TASK DIRECTIONS —
Check each line of the listing below for the string "LUNCH", and copy the ones that have it.

'''

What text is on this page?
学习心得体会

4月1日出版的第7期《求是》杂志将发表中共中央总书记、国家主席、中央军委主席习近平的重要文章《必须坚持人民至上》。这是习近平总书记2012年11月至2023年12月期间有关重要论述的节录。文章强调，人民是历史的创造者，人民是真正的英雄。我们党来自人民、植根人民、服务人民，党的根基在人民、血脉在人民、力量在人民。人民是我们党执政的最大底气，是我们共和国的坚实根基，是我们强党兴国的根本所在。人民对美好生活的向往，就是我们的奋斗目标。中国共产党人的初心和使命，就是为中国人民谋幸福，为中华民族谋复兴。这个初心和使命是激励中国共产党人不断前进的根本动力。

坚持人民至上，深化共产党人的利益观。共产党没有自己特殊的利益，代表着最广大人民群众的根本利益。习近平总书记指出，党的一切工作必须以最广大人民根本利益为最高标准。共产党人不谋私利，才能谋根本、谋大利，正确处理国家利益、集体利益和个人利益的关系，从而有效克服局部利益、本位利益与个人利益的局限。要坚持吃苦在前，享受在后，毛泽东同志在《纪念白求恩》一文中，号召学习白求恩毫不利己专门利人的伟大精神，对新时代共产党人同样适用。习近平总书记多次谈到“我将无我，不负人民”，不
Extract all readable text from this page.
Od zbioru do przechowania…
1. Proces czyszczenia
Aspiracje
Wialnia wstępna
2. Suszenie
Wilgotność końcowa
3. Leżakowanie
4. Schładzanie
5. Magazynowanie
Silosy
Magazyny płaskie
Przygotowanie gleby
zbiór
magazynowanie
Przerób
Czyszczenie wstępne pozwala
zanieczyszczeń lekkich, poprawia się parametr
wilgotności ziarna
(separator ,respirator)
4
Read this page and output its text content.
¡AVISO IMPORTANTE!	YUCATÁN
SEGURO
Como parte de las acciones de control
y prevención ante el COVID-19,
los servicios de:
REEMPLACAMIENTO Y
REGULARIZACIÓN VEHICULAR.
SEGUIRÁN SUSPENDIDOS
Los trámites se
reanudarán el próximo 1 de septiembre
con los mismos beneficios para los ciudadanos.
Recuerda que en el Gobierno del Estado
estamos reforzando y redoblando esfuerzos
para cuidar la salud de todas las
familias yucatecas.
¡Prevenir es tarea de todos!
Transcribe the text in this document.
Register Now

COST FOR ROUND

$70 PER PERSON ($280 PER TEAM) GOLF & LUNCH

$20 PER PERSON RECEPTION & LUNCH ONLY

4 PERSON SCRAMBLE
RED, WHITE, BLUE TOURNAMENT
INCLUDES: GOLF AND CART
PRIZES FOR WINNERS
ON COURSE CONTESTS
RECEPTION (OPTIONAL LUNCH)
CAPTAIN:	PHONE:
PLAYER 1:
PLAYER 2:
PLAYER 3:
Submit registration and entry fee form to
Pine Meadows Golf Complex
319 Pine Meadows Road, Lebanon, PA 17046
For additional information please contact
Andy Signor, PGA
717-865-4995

'''

WRITTEN SOLUTION —
$70 PER PERSON ($280 PER TEAM) GOLF & LUNCH
$20 PER PERSON RECEPTION & LUNCH ONLY
RECEPTION (OPTIONAL LUNCH)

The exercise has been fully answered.